STATED EXERCISE = Return all lines below containing the word "Andreas".

SUPPLIED ENTRIES =
——————

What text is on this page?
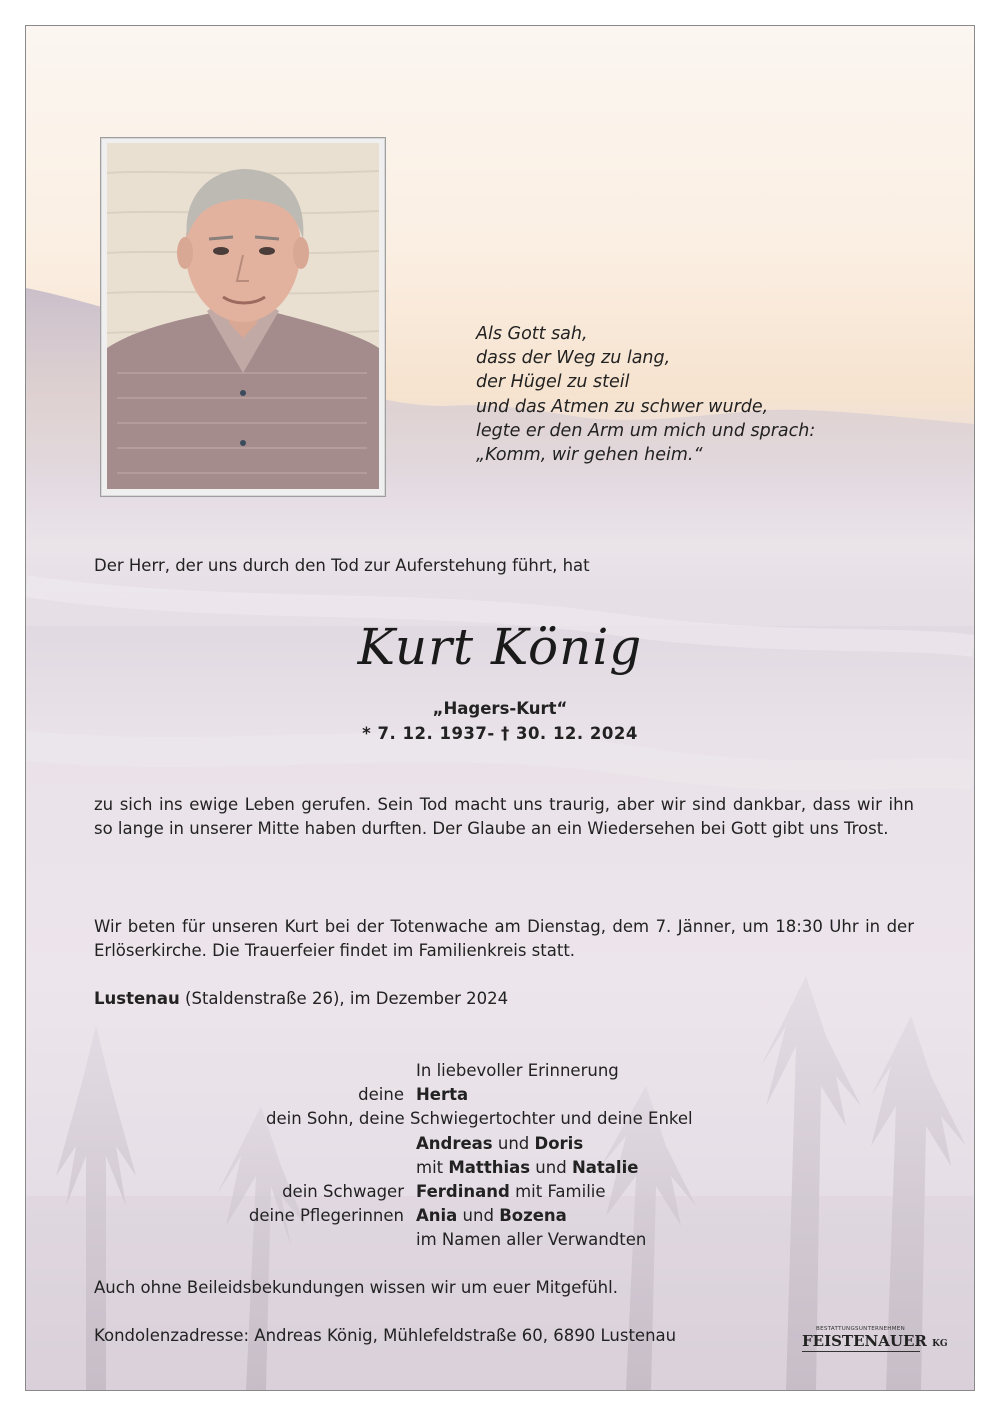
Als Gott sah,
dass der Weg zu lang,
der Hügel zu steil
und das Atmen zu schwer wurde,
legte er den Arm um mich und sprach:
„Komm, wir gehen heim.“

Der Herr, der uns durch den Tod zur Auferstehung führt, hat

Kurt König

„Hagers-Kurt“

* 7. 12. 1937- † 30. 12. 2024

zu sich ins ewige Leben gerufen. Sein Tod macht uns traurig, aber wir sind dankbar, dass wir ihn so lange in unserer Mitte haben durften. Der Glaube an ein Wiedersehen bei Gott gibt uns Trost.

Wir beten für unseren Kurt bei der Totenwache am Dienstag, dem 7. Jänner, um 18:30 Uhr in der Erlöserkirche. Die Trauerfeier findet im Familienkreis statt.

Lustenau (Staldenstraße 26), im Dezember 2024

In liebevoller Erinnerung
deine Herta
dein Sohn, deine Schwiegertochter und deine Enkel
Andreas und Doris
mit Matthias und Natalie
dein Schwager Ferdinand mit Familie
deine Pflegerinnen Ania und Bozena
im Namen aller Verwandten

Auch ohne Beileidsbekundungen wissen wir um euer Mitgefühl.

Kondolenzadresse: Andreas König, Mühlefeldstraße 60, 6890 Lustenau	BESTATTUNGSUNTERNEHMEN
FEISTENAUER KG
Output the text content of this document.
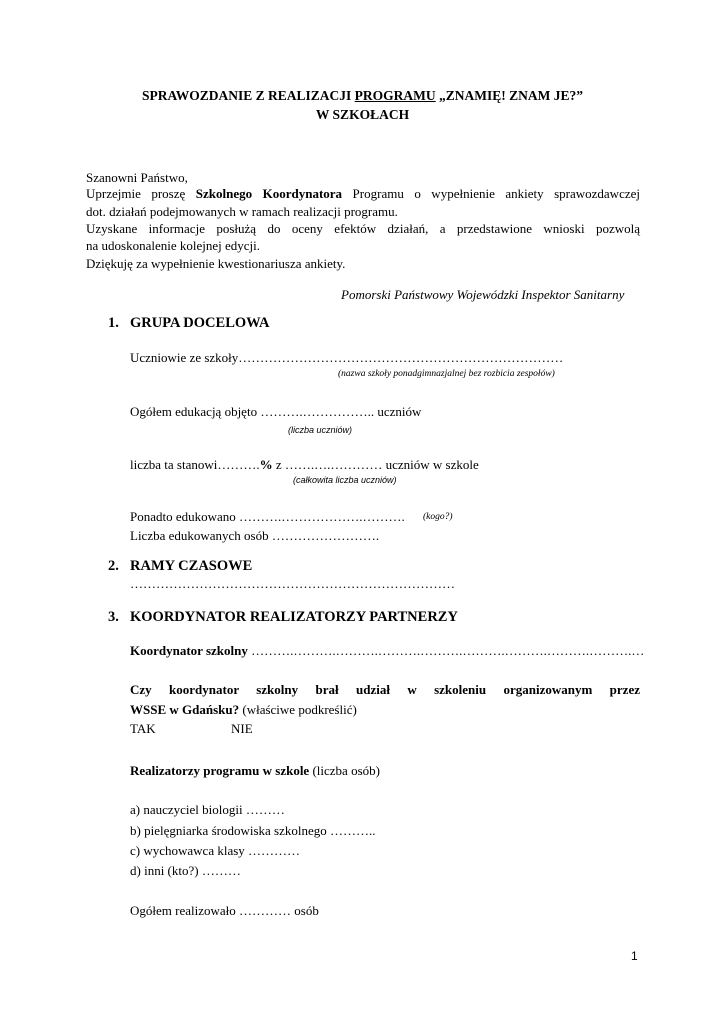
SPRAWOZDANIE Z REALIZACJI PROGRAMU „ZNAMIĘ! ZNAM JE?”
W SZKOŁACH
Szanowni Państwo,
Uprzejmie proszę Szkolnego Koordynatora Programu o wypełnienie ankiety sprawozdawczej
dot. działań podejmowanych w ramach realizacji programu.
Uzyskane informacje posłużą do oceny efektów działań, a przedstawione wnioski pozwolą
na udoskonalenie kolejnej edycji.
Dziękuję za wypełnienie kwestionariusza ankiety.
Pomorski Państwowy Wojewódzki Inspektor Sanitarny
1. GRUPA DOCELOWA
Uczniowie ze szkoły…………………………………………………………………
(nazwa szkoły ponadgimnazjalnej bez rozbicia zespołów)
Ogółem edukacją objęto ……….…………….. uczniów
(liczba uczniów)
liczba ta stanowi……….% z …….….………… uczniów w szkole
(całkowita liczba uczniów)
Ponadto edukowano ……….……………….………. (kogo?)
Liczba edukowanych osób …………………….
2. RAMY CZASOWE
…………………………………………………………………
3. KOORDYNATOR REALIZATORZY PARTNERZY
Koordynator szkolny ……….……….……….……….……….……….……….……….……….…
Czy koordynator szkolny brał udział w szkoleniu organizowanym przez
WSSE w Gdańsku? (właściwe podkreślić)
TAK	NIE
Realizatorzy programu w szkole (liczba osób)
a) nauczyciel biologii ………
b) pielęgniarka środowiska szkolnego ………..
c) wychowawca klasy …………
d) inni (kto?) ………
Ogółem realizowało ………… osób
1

——————

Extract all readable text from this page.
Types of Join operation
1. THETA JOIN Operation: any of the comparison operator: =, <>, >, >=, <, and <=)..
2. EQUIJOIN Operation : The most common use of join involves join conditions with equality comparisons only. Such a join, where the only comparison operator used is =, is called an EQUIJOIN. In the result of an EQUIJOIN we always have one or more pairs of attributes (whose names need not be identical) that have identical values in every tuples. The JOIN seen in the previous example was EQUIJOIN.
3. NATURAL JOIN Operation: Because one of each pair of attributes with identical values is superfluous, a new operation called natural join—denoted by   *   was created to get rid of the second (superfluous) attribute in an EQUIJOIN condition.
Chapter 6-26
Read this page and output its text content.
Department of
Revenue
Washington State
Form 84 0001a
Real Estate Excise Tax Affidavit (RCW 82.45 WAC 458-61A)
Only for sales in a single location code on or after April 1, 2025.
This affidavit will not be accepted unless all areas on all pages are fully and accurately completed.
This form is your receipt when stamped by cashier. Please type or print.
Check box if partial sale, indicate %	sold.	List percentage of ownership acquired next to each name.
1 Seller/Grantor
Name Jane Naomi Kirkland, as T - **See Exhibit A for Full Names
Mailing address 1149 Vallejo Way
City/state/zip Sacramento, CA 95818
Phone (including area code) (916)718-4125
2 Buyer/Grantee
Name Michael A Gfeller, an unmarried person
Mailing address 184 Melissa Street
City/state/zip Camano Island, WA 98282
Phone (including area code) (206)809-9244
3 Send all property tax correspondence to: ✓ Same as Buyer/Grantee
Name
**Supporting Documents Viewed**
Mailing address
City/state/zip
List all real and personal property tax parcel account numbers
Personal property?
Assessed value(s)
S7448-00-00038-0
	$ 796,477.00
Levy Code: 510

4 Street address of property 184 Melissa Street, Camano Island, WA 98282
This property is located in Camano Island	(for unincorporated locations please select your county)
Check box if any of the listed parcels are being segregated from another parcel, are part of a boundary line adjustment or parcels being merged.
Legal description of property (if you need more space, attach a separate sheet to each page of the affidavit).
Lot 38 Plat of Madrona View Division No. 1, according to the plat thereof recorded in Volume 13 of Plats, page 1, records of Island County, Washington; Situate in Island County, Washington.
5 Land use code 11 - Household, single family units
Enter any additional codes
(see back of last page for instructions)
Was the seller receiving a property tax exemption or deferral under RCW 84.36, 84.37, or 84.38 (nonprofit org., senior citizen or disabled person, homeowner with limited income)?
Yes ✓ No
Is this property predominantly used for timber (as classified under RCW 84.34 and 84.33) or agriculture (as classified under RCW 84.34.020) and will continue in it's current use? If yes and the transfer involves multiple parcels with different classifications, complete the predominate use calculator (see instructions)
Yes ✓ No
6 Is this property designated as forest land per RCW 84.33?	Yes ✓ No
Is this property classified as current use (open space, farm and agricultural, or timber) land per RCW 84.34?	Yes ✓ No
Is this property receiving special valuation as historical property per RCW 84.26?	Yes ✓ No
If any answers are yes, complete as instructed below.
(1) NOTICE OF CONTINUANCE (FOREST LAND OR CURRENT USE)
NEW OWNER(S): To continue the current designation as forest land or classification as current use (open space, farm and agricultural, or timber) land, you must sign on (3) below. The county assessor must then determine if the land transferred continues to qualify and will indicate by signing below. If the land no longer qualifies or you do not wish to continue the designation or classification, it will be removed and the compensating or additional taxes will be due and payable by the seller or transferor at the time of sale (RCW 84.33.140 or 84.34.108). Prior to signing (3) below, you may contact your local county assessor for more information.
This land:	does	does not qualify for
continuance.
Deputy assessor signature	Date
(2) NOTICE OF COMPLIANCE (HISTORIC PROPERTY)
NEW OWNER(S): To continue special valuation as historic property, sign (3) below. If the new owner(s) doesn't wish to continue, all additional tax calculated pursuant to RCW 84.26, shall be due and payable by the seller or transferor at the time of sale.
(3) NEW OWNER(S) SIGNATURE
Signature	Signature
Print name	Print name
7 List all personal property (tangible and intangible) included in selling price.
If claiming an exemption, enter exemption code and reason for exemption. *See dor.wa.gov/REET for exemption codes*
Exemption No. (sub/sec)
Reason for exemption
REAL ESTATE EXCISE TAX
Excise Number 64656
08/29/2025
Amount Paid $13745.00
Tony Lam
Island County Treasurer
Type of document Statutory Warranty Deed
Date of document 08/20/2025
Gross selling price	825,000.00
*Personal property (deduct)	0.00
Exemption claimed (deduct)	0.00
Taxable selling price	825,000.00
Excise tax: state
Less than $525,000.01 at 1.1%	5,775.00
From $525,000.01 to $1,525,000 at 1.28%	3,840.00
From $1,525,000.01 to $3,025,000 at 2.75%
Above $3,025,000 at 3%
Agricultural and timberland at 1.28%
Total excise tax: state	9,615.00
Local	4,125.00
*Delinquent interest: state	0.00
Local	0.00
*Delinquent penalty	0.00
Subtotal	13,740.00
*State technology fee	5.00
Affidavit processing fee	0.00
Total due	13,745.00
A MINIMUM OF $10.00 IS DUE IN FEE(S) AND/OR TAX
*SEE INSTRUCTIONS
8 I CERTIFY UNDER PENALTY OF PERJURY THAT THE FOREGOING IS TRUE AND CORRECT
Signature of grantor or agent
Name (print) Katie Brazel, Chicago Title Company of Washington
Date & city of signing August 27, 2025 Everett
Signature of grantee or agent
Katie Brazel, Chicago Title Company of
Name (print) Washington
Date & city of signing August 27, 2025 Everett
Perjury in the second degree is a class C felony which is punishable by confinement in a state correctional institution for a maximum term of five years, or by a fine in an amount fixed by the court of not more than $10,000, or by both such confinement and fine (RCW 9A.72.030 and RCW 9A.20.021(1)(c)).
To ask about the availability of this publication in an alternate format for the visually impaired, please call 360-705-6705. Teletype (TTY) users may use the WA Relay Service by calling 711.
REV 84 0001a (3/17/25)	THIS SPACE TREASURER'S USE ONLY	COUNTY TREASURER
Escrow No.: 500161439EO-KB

——————

IN RESPONSE =
Andreas und Doris
Kondolenzadresse: Andreas König, Mühlefeldstraße 60, 6890 Lustenau	BESTATTUNGSUNTERNEHMEN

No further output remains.